* WHAT IS NEEDED: All of the records listed below should be retyped exactly.

* SOURCE DATA:
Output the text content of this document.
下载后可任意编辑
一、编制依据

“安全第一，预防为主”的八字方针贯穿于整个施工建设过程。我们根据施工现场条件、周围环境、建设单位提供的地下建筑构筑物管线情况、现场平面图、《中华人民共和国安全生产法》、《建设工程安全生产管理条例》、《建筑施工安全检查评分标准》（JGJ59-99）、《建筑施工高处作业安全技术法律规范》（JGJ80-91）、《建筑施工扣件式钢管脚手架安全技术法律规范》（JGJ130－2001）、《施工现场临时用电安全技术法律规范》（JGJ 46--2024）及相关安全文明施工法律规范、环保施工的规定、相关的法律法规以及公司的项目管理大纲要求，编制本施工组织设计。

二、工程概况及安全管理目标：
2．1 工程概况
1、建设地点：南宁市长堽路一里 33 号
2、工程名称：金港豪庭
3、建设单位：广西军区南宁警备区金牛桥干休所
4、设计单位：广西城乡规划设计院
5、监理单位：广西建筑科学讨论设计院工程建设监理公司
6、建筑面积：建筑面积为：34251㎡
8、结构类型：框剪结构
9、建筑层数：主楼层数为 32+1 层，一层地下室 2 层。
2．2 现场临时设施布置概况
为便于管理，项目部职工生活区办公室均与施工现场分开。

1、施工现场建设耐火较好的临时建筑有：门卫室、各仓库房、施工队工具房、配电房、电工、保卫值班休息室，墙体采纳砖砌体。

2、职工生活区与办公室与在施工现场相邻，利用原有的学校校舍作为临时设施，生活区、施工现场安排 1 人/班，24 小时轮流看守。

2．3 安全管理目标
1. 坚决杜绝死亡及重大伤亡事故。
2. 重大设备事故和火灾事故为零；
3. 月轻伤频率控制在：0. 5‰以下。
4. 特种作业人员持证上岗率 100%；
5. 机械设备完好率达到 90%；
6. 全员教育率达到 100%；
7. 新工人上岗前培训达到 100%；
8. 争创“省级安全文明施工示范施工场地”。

* OUTPUT OF THE TASK:
Output the text content of this document.
下载后可任意编辑
一、编制依据

“安全第一，预防为主”的八字方针贯穿于整个施工建设过程。我们根据施工现场条件、周围环境、建设单位提供的地下建筑构筑物管线情况、现场平面图、《中华人民共和国安全生产法》、《建设工程安全生产管理条例》、《建筑施工安全检查评分标准》（JGJ59-99）、《建筑施工高处作业安全技术法律规范》（JGJ80-91）、《建筑施工扣件式钢管脚手架安全技术法律规范》（JGJ130－2001）、《施工现场临时用电安全技术法律规范》（JGJ 46--2024）及相关安全文明施工法律规范、环保施工的规定、相关的法律法规以及公司的项目管理大纲要求，编制本施工组织设计。

二、工程概况及安全管理目标：
2．1 工程概况
1、建设地点：南宁市长堽路一里 33 号
2、工程名称：金港豪庭
3、建设单位：广西军区南宁警备区金牛桥干休所
4、设计单位：广西城乡规划设计院
5、监理单位：广西建筑科学讨论设计院工程建设监理公司
6、建筑面积：建筑面积为：34251㎡
8、结构类型：框剪结构
9、建筑层数：主楼层数为 32+1 层，一层地下室 2 层。
2．2 现场临时设施布置概况
为便于管理，项目部职工生活区办公室均与施工现场分开。

1、施工现场建设耐火较好的临时建筑有：门卫室、各仓库房、施工队工具房、配电房、电工、保卫值班休息室，墙体采纳砖砌体。

2、职工生活区与办公室与在施工现场相邻，利用原有的学校校舍作为临时设施，生活区、施工现场安排 1 人/班，24 小时轮流看守。

2．3 安全管理目标
1. 坚决杜绝死亡及重大伤亡事故。
2. 重大设备事故和火灾事故为零；
3. 月轻伤频率控制在：0. 5‰以下。
4. 特种作业人员持证上岗率 100%；
5. 机械设备完好率达到 90%；
6. 全员教育率达到 100%；
7. 新工人上岗前培训达到 100%；
8. 争创“省级安全文明施工示范施工场地”。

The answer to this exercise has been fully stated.